## start DATA PROVIDED
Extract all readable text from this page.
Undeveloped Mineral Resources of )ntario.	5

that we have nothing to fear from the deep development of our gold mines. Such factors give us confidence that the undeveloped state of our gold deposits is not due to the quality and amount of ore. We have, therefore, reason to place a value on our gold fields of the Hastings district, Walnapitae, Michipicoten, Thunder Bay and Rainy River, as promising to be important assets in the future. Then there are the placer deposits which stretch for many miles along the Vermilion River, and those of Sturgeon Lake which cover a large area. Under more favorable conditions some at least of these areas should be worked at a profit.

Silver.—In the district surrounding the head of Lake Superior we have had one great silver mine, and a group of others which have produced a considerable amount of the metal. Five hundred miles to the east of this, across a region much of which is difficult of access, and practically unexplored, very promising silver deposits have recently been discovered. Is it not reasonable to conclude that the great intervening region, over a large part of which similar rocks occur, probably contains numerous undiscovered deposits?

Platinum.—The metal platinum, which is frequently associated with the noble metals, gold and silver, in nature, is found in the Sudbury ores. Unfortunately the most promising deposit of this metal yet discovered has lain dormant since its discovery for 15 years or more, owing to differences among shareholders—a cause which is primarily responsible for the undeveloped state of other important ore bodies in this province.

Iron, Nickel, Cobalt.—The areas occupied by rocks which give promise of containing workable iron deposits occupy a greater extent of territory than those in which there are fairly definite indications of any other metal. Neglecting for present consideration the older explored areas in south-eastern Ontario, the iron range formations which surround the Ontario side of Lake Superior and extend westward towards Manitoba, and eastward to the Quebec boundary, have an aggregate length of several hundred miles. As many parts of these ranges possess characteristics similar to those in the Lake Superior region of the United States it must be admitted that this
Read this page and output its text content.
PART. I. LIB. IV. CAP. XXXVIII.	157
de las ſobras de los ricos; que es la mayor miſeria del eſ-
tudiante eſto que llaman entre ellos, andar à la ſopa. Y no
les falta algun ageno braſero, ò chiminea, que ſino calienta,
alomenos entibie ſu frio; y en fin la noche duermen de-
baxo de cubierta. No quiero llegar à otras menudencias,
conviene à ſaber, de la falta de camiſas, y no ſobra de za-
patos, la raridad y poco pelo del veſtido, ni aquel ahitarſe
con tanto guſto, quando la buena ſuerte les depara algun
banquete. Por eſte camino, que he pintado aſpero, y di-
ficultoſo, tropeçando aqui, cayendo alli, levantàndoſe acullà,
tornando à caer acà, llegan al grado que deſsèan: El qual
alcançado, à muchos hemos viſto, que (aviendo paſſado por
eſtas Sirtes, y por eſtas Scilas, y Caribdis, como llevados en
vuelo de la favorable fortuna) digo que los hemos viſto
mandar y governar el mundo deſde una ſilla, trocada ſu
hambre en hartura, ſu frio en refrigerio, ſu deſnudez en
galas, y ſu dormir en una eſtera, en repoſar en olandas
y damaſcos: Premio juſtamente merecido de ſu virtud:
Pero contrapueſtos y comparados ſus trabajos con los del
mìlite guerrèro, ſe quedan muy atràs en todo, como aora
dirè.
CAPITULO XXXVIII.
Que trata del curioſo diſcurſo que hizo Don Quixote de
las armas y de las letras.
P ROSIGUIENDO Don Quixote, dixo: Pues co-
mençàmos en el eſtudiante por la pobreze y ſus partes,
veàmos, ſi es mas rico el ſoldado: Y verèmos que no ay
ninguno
## end DATA PROVIDED
STATED GOAL: Write out every entry word for word.

SOLUTION FOR THIS PROBLEM:
Extract all readable text from this page.
Undeveloped Mineral Resources of )ntario.	5

that we have nothing to fear from the deep development of our gold mines. Such factors give us confidence that the undeveloped state of our gold deposits is not due to the quality and amount of ore. We have, therefore, reason to place a value on our gold fields of the Hastings district, Walnapitae, Michipicoten, Thunder Bay and Rainy River, as promising to be important assets in the future. Then there are the placer deposits which stretch for many miles along the Vermilion River, and those of Sturgeon Lake which cover a large area. Under more favorable conditions some at least of these areas should be worked at a profit.

Silver.—In the district surrounding the head of Lake Superior we have had one great silver mine, and a group of others which have produced a considerable amount of the metal. Five hundred miles to the east of this, across a region much of which is difficult of access, and practically unexplored, very promising silver deposits have recently been discovered. Is it not reasonable to conclude that the great intervening region, over a large part of which similar rocks occur, probably contains numerous undiscovered deposits?

Platinum.—The metal platinum, which is frequently associated with the noble metals, gold and silver, in nature, is found in the Sudbury ores. Unfortunately the most promising deposit of this metal yet discovered has lain dormant since its discovery for 15 years or more, owing to differences among shareholders—a cause which is primarily responsible for the undeveloped state of other important ore bodies in this province.

Iron, Nickel, Cobalt.—The areas occupied by rocks which give promise of containing workable iron deposits occupy a greater extent of territory than those in which there are fairly definite indications of any other metal. Neglecting for present consideration the older explored areas in south-eastern Ontario, the iron range formations which surround the Ontario side of Lake Superior and extend westward towards Manitoba, and eastward to the Quebec boundary, have an aggregate length of several hundred miles. As many parts of these ranges possess characteristics similar to those in the Lake Superior region of the United States it must be admitted that this
Read this page and output its text content.
PART. I. LIB. IV. CAP. XXXVIII.	157
de las ſobras de los ricos; que es la mayor miſeria del eſ-
tudiante eſto que llaman entre ellos, andar à la ſopa. Y no
les falta algun ageno braſero, ò chiminea, que ſino calienta,
alomenos entibie ſu frio; y en fin la noche duermen de-
baxo de cubierta. No quiero llegar à otras menudencias,
conviene à ſaber, de la falta de camiſas, y no ſobra de za-
patos, la raridad y poco pelo del veſtido, ni aquel ahitarſe
con tanto guſto, quando la buena ſuerte les depara algun
banquete. Por eſte camino, que he pintado aſpero, y di-
ficultoſo, tropeçando aqui, cayendo alli, levantàndoſe acullà,
tornando à caer acà, llegan al grado que deſsèan: El qual
alcançado, à muchos hemos viſto, que (aviendo paſſado por
eſtas Sirtes, y por eſtas Scilas, y Caribdis, como llevados en
vuelo de la favorable fortuna) digo que los hemos viſto
mandar y governar el mundo deſde una ſilla, trocada ſu
hambre en hartura, ſu frio en refrigerio, ſu deſnudez en
galas, y ſu dormir en una eſtera, en repoſar en olandas
y damaſcos: Premio juſtamente merecido de ſu virtud:
Pero contrapueſtos y comparados ſus trabajos con los del
mìlite guerrèro, ſe quedan muy atràs en todo, como aora
dirè.
CAPITULO XXXVIII.
Que trata del curioſo diſcurſo que hizo Don Quixote de
las armas y de las letras.
P ROSIGUIENDO Don Quixote, dixo: Pues co-
mençàmos en el eſtudiante por la pobreze y ſus partes,
veàmos, ſi es mas rico el ſoldado: Y verèmos que no ay
ninguno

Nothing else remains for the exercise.